(THE PROBLEM):
Output the material beneath this task exactly, images excluded.

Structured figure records
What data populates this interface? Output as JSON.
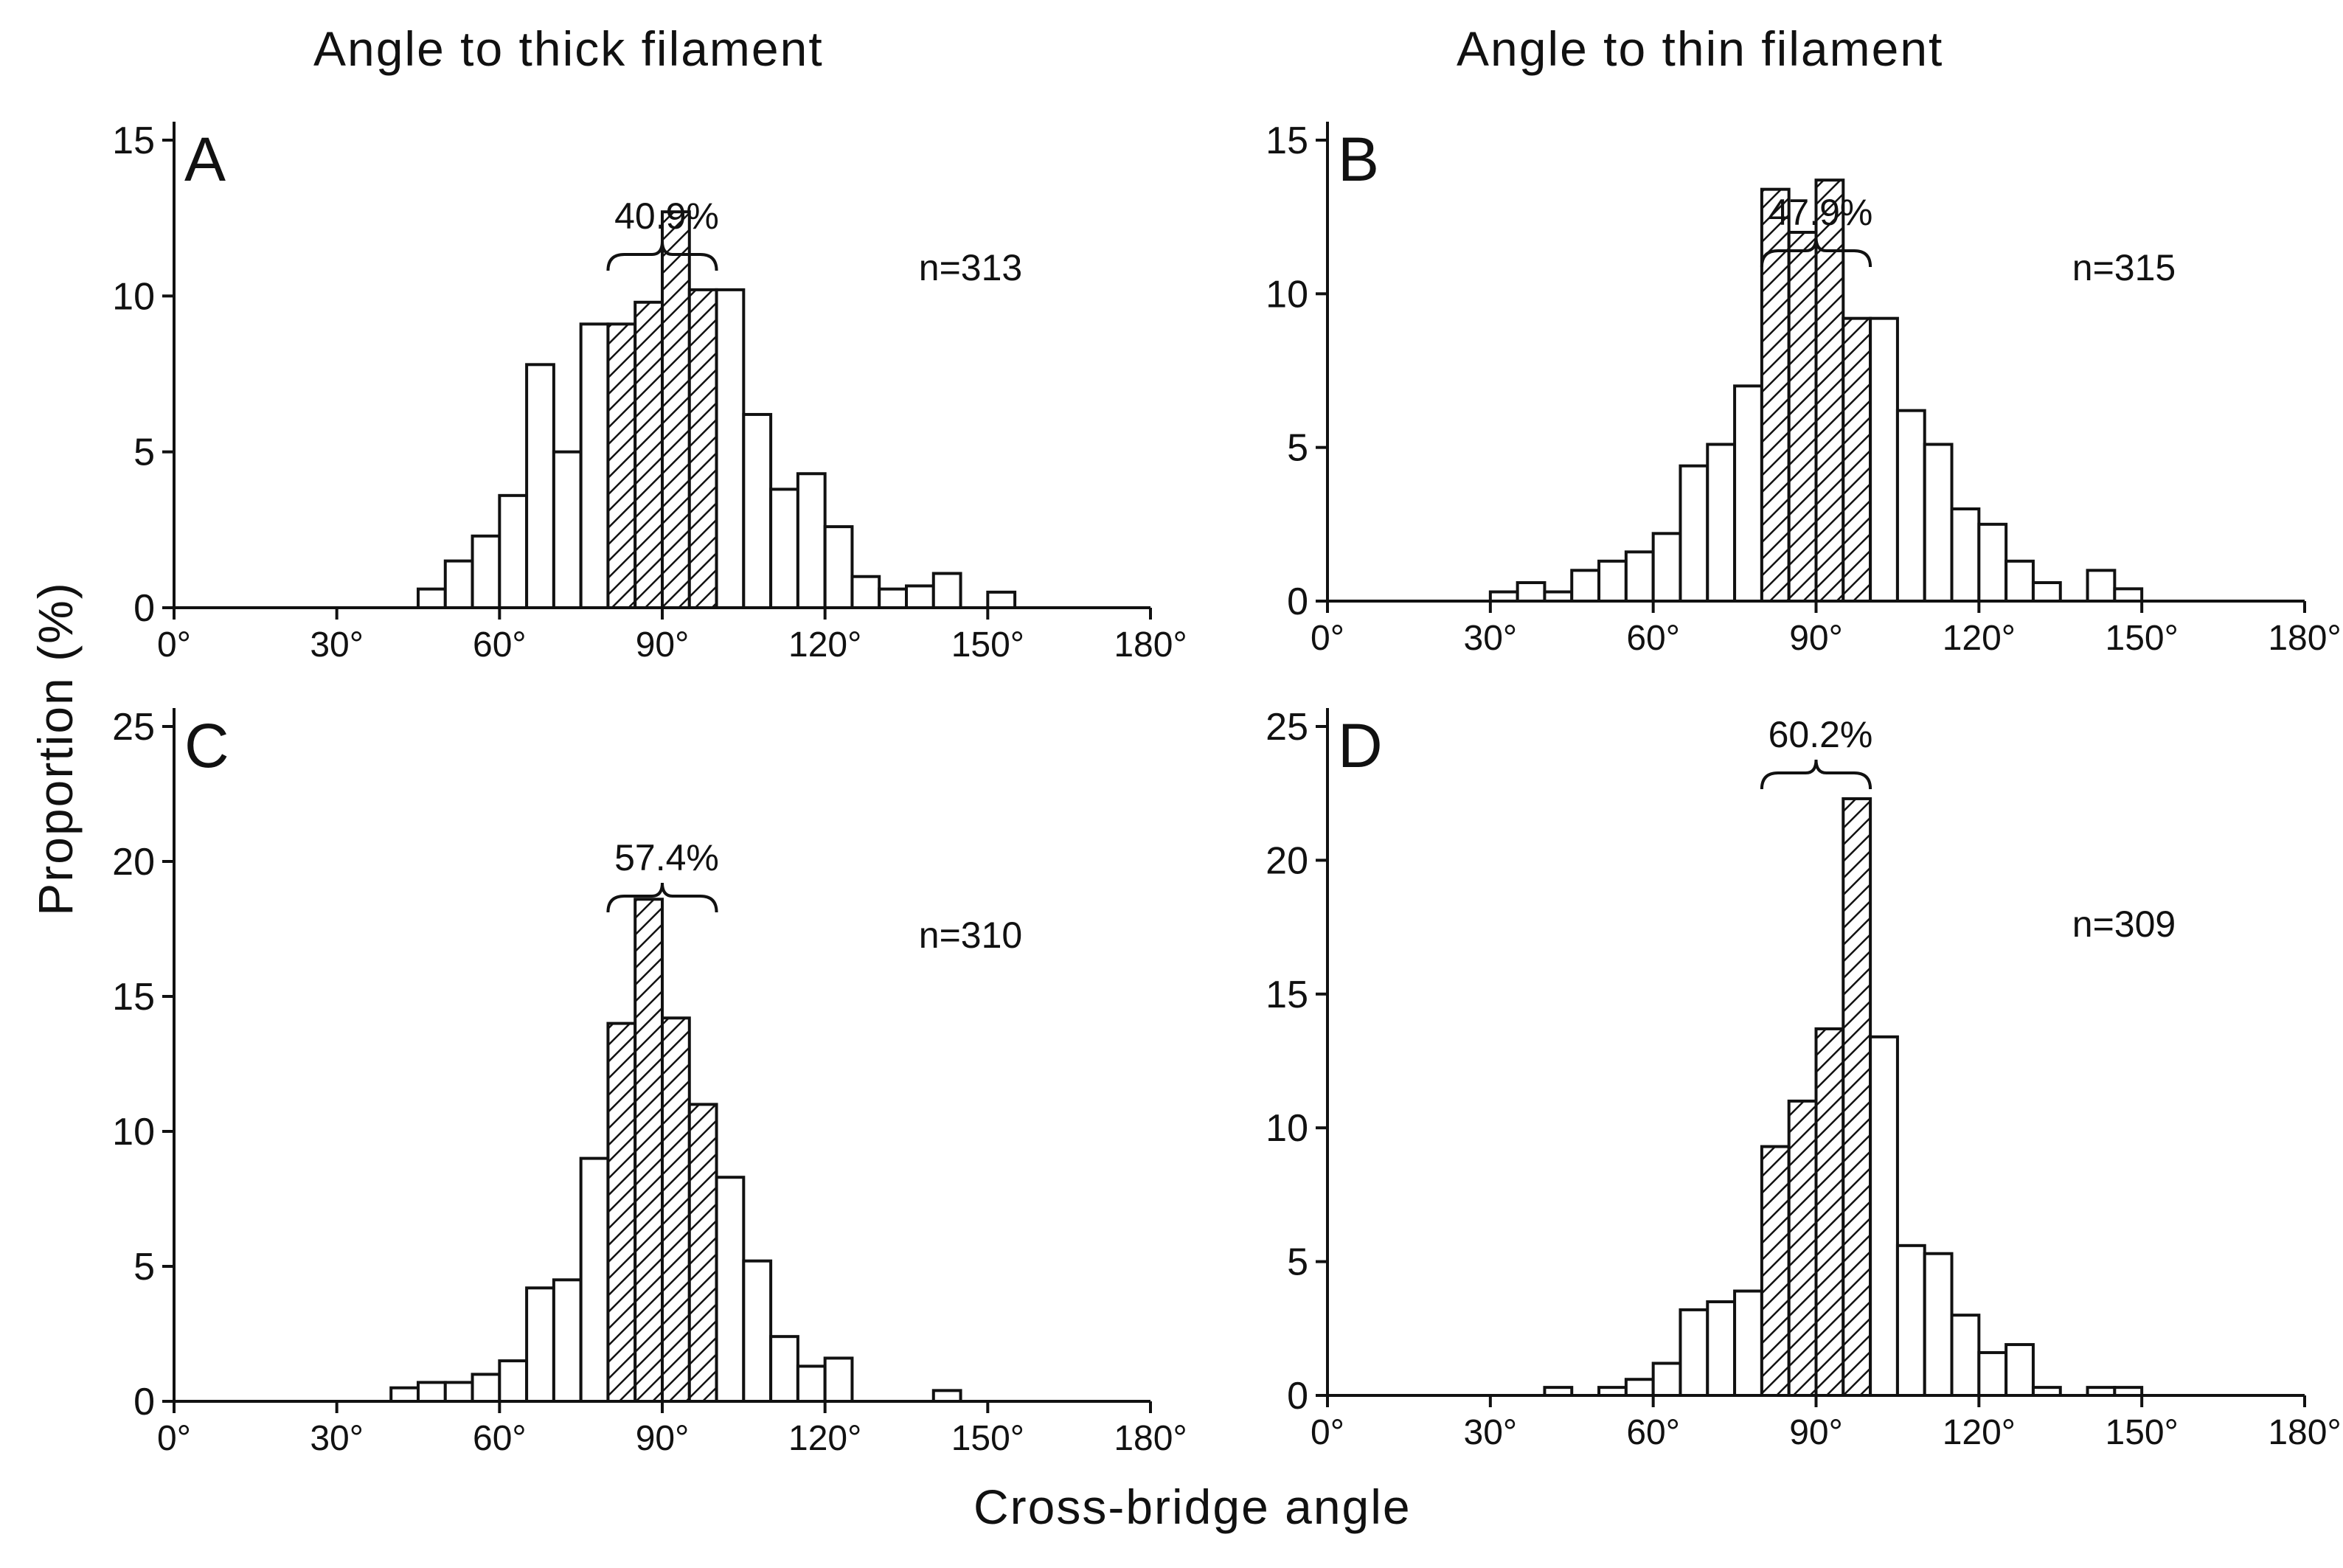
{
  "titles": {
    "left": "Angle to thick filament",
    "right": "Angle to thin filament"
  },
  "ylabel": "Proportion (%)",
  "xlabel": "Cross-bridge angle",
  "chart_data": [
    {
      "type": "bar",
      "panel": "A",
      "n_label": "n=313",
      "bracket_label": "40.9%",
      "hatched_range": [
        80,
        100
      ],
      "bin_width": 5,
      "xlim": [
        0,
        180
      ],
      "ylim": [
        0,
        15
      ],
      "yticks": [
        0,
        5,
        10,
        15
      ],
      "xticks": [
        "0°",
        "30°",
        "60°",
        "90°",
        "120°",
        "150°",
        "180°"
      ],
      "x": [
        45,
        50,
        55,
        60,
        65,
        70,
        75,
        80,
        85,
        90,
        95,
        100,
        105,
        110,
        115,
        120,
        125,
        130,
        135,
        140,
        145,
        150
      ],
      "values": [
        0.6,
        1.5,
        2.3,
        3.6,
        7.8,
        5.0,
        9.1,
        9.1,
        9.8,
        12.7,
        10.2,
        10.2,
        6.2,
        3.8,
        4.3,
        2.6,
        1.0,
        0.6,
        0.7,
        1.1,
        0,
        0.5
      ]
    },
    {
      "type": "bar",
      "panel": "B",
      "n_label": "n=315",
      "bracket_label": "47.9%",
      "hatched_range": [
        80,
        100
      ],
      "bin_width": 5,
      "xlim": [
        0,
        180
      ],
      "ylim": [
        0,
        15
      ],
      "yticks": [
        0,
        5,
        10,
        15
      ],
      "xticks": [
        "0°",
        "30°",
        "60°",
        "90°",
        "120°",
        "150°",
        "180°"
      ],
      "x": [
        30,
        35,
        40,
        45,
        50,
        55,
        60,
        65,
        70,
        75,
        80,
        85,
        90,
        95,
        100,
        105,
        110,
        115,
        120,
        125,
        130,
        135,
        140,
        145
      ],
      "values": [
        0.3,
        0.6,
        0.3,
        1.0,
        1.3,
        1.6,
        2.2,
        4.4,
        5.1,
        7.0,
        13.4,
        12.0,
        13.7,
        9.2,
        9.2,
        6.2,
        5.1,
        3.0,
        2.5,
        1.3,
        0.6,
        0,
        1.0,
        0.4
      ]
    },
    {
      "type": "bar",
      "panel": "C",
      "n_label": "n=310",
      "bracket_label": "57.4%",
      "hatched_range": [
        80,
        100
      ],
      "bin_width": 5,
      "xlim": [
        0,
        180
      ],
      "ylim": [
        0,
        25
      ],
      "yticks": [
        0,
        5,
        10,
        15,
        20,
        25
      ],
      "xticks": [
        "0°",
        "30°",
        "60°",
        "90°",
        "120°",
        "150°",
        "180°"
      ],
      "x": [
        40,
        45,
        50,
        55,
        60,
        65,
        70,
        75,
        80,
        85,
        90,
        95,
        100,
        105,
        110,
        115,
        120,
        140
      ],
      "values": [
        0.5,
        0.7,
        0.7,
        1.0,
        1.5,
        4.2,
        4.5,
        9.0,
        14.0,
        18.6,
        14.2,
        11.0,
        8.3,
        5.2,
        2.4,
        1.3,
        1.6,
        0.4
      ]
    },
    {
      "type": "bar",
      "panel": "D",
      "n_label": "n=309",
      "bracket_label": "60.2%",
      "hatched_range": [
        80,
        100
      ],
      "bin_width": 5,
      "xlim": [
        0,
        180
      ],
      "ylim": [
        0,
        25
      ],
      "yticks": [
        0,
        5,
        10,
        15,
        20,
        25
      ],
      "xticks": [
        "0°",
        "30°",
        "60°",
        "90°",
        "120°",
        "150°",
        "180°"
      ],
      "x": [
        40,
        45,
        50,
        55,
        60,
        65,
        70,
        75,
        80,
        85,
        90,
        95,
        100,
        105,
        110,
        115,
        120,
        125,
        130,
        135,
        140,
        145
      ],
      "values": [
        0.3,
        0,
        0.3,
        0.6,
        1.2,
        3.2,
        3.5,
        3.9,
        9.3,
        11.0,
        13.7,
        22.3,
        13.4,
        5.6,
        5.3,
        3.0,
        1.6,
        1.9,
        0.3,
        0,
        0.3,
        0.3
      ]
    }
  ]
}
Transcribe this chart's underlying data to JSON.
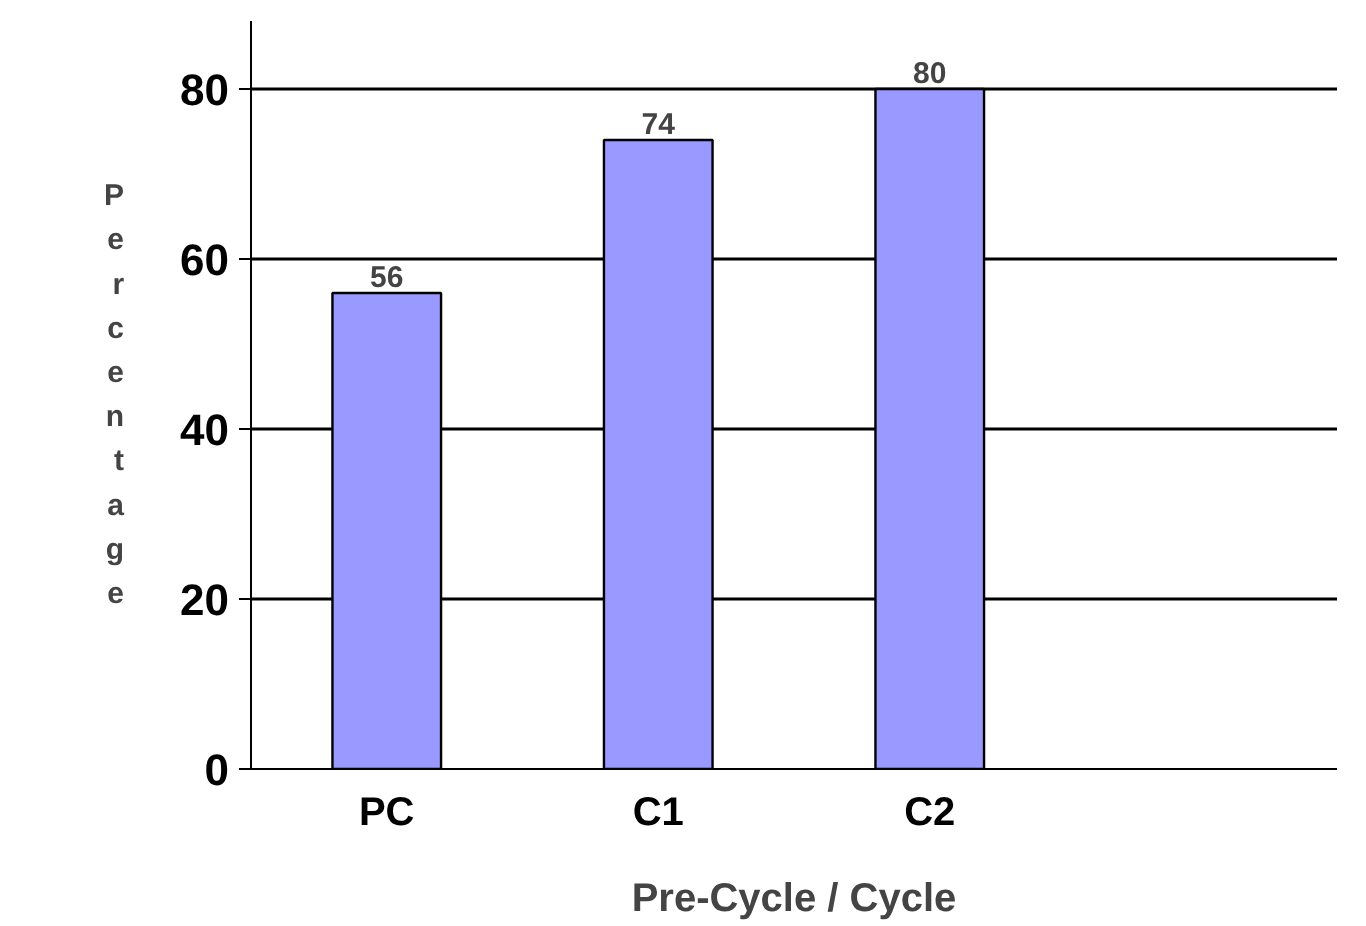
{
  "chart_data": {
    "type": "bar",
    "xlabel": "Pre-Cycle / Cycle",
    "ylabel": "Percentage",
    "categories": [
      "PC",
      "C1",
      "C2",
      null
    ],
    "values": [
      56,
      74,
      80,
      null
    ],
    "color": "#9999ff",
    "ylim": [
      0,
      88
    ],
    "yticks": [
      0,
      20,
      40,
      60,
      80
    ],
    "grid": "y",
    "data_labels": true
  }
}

(ANSWER TO THE PROBLEM):
What data populates this interface? Output as JSON.
{
  "titles": {
    "left": "Angle to thick filament",
    "right": "Angle to thin filament"
  },
  "ylabel": "Proportion (%)",
  "xlabel": "Cross-bridge angle",
  "chart_data": [
    {
      "type": "bar",
      "panel": "A",
      "n_label": "n=313",
      "bracket_label": "40.9%",
      "hatched_range": [
        80,
        100
      ],
      "bin_width": 5,
      "xlim": [
        0,
        180
      ],
      "ylim": [
        0,
        15
      ],
      "yticks": [
        0,
        5,
        10,
        15
      ],
      "xticks": [
        "0°",
        "30°",
        "60°",
        "90°",
        "120°",
        "150°",
        "180°"
      ],
      "x": [
        45,
        50,
        55,
        60,
        65,
        70,
        75,
        80,
        85,
        90,
        95,
        100,
        105,
        110,
        115,
        120,
        125,
        130,
        135,
        140,
        145,
        150
      ],
      "values": [
        0.6,
        1.5,
        2.3,
        3.6,
        7.8,
        5.0,
        9.1,
        9.1,
        9.8,
        12.7,
        10.2,
        10.2,
        6.2,
        3.8,
        4.3,
        2.6,
        1.0,
        0.6,
        0.7,
        1.1,
        0,
        0.5
      ]
    },
    {
      "type": "bar",
      "panel": "B",
      "n_label": "n=315",
      "bracket_label": "47.9%",
      "hatched_range": [
        80,
        100
      ],
      "bin_width": 5,
      "xlim": [
        0,
        180
      ],
      "ylim": [
        0,
        15
      ],
      "yticks": [
        0,
        5,
        10,
        15
      ],
      "xticks": [
        "0°",
        "30°",
        "60°",
        "90°",
        "120°",
        "150°",
        "180°"
      ],
      "x": [
        30,
        35,
        40,
        45,
        50,
        55,
        60,
        65,
        70,
        75,
        80,
        85,
        90,
        95,
        100,
        105,
        110,
        115,
        120,
        125,
        130,
        135,
        140,
        145
      ],
      "values": [
        0.3,
        0.6,
        0.3,
        1.0,
        1.3,
        1.6,
        2.2,
        4.4,
        5.1,
        7.0,
        13.4,
        12.0,
        13.7,
        9.2,
        9.2,
        6.2,
        5.1,
        3.0,
        2.5,
        1.3,
        0.6,
        0,
        1.0,
        0.4
      ]
    },
    {
      "type": "bar",
      "panel": "C",
      "n_label": "n=310",
      "bracket_label": "57.4%",
      "hatched_range": [
        80,
        100
      ],
      "bin_width": 5,
      "xlim": [
        0,
        180
      ],
      "ylim": [
        0,
        25
      ],
      "yticks": [
        0,
        5,
        10,
        15,
        20,
        25
      ],
      "xticks": [
        "0°",
        "30°",
        "60°",
        "90°",
        "120°",
        "150°",
        "180°"
      ],
      "x": [
        40,
        45,
        50,
        55,
        60,
        65,
        70,
        75,
        80,
        85,
        90,
        95,
        100,
        105,
        110,
        115,
        120,
        140
      ],
      "values": [
        0.5,
        0.7,
        0.7,
        1.0,
        1.5,
        4.2,
        4.5,
        9.0,
        14.0,
        18.6,
        14.2,
        11.0,
        8.3,
        5.2,
        2.4,
        1.3,
        1.6,
        0.4
      ]
    },
    {
      "type": "bar",
      "panel": "D",
      "n_label": "n=309",
      "bracket_label": "60.2%",
      "hatched_range": [
        80,
        100
      ],
      "bin_width": 5,
      "xlim": [
        0,
        180
      ],
      "ylim": [
        0,
        25
      ],
      "yticks": [
        0,
        5,
        10,
        15,
        20,
        25
      ],
      "xticks": [
        "0°",
        "30°",
        "60°",
        "90°",
        "120°",
        "150°",
        "180°"
      ],
      "x": [
        40,
        45,
        50,
        55,
        60,
        65,
        70,
        75,
        80,
        85,
        90,
        95,
        100,
        105,
        110,
        115,
        120,
        125,
        130,
        135,
        140,
        145
      ],
      "values": [
        0.3,
        0,
        0.3,
        0.6,
        1.2,
        3.2,
        3.5,
        3.9,
        9.3,
        11.0,
        13.7,
        22.3,
        13.4,
        5.6,
        5.3,
        3.0,
        1.6,
        1.9,
        0.3,
        0,
        0.3,
        0.3
      ]
    }
  ]
}
Transcribe this chart's underlying data to JSON.
{
  "chart_data": {
    "type": "bar",
    "xlabel": "Pre-Cycle / Cycle",
    "ylabel": "Percentage",
    "categories": [
      "PC",
      "C1",
      "C2",
      null
    ],
    "values": [
      56,
      74,
      80,
      null
    ],
    "color": "#9999ff",
    "ylim": [
      0,
      88
    ],
    "yticks": [
      0,
      20,
      40,
      60,
      80
    ],
    "grid": "y",
    "data_labels": true
  }
}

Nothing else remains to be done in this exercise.